* GIVEN INSTRUCTION *
Note each line that includes the word "UNLIMITED". Copy those lines.

━━━━━━━━━━━━━━━━

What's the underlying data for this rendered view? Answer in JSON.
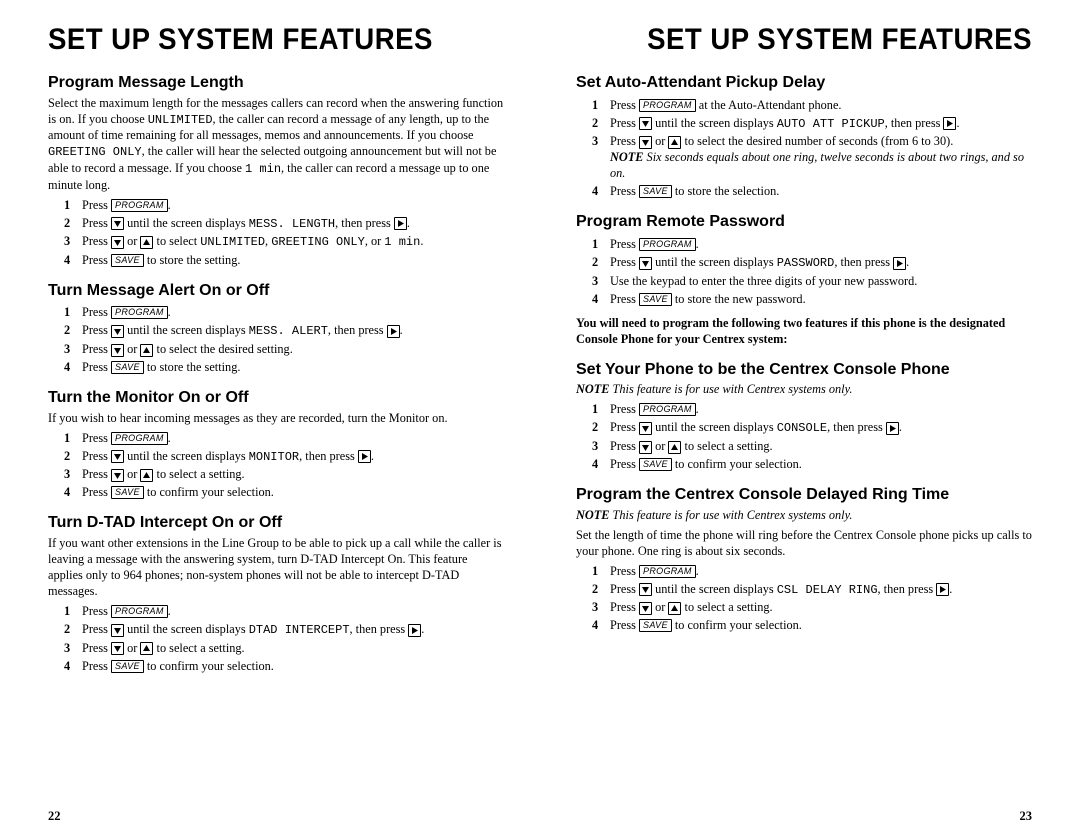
{
  "left": {
    "title": "Set Up System Features",
    "pagenum": "22",
    "s1": {
      "heading": "Program Message Length",
      "intro_pre": "Select the maximum length for the messages callers can record when the answering function is on.  If you choose ",
      "intro_unlimited": "UNLIMITED",
      "intro_mid1": ", the caller can record a message of any length, up to the amount of time remaining for all messages, memos and announcements.  If you choose ",
      "intro_greeting": "GREETING ONLY",
      "intro_mid2": ", the caller will hear the selected outgoing announcement but will not be able to record a message.  If you choose ",
      "intro_min": "1 min",
      "intro_post": ", the caller can record a message up to one minute long.",
      "step1_pre": "Press ",
      "step1_key": "PROGRAM",
      "step1_post": ".",
      "step2_pre": "Press ",
      "step2_mid": " until the screen displays ",
      "step2_disp": "MESS. LENGTH",
      "step2_post": ", then press ",
      "step3_pre": "Press ",
      "step3_or": " or ",
      "step3_mid": " to select ",
      "step3_u": "UNLIMITED",
      "step3_c": ", ",
      "step3_g": "GREETING ONLY",
      "step3_c2": ", or ",
      "step3_m": "1 min",
      "step3_post": ".",
      "step4_pre": "Press ",
      "step4_key": "SAVE",
      "step4_post": " to store the setting."
    },
    "s2": {
      "heading": "Turn Message Alert On or Off",
      "step1_pre": "Press ",
      "step1_key": "PROGRAM",
      "step1_post": ".",
      "step2_pre": "Press ",
      "step2_mid": " until the screen displays ",
      "step2_disp": "MESS. ALERT",
      "step2_post": ", then press ",
      "step3_pre": "Press ",
      "step3_or": " or ",
      "step3_post": " to select the desired setting.",
      "step4_pre": "Press ",
      "step4_key": "SAVE",
      "step4_post": " to store the setting."
    },
    "s3": {
      "heading": "Turn the Monitor On or Off",
      "intro": "If you wish to hear incoming messages as they are recorded, turn the Monitor on.",
      "step1_pre": "Press ",
      "step1_key": "PROGRAM",
      "step1_post": ".",
      "step2_pre": "Press ",
      "step2_mid": " until the screen displays ",
      "step2_disp": "MONITOR",
      "step2_post": ", then press ",
      "step3_pre": "Press ",
      "step3_or": " or ",
      "step3_post": " to select a setting.",
      "step4_pre": "Press ",
      "step4_key": "SAVE",
      "step4_post": " to confirm your selection."
    },
    "s4": {
      "heading": "Turn D-TAD Intercept On or Off",
      "intro": "If you want other extensions in the Line Group to be able to pick up a call while the caller is leaving a message with the answering system, turn D-TAD Intercept On.  This feature applies only to 964 phones; non-system phones will not be able to intercept D-TAD messages.",
      "step1_pre": "Press ",
      "step1_key": "PROGRAM",
      "step1_post": ".",
      "step2_pre": "Press ",
      "step2_mid": " until the screen displays ",
      "step2_disp": "DTAD INTERCEPT",
      "step2_post": ", then press ",
      "step3_pre": "Press ",
      "step3_or": " or ",
      "step3_post": " to select a setting.",
      "step4_pre": "Press ",
      "step4_key": "SAVE",
      "step4_post": " to confirm your selection."
    }
  },
  "right": {
    "title": "Set Up System Features",
    "pagenum": "23",
    "s1": {
      "heading": "Set Auto-Attendant Pickup Delay",
      "step1_pre": "Press ",
      "step1_key": "PROGRAM",
      "step1_post": " at the Auto-Attendant phone.",
      "step2_pre": "Press ",
      "step2_mid": " until the screen displays ",
      "step2_disp": "AUTO ATT PICKUP",
      "step2_post": ", then press ",
      "step3_pre": "Press ",
      "step3_or": " or ",
      "step3_post": " to select the desired number of seconds (from 6 to 30).",
      "note_label": "NOTE",
      "note_text": "   Six seconds equals about one ring, twelve seconds is about two rings, and so on.",
      "step4_pre": "Press ",
      "step4_key": "SAVE",
      "step4_post": " to store the selection."
    },
    "s2": {
      "heading": "Program Remote Password",
      "step1_pre": "Press ",
      "step1_key": "PROGRAM",
      "step1_post": ".",
      "step2_pre": "Press ",
      "step2_mid": " until the screen displays ",
      "step2_disp": "PASSWORD",
      "step2_post": ", then press ",
      "step3": "Use the keypad to enter the three digits of your new password.",
      "step4_pre": "Press ",
      "step4_key": "SAVE",
      "step4_post": " to store the new password."
    },
    "boldnote": "You will need to program the following two features if this phone is the designated Console Phone for your Centrex system:",
    "s3": {
      "heading": "Set Your Phone to be the Centrex Console Phone",
      "note_label": "NOTE",
      "note_text": "  This feature is for use with Centrex systems only.",
      "step1_pre": "Press ",
      "step1_key": "PROGRAM",
      "step1_post": ".",
      "step2_pre": "Press ",
      "step2_mid": " until the screen displays ",
      "step2_disp": "CONSOLE",
      "step2_post": ", then press ",
      "step3_pre": "Press ",
      "step3_or": " or ",
      "step3_post": " to select a setting.",
      "step4_pre": "Press ",
      "step4_key": "SAVE",
      "step4_post": " to confirm your selection."
    },
    "s4": {
      "heading": "Program the Centrex Console Delayed Ring Time",
      "note_label": "NOTE",
      "note_text": "  This feature is for use with Centrex systems only.",
      "intro": "Set the length of time the phone will ring before the Centrex Console phone picks up calls to your phone.  One ring is about six seconds.",
      "step1_pre": "Press ",
      "step1_key": "PROGRAM",
      "step1_post": ".",
      "step2_pre": "Press ",
      "step2_mid": " until the screen displays ",
      "step2_disp": "CSL DELAY RING",
      "step2_post": ", then press ",
      "step3_pre": "Press ",
      "step3_or": " or ",
      "step3_post": " to select a setting.",
      "step4_pre": "Press ",
      "step4_key": "SAVE",
      "step4_post": " to confirm your selection."
    }
  }
}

━━━━━━━━━━━━━━━━

* EXERCISE SOLUTION *
      "intro_unlimited": "UNLIMITED",
      "step3_u": "UNLIMITED",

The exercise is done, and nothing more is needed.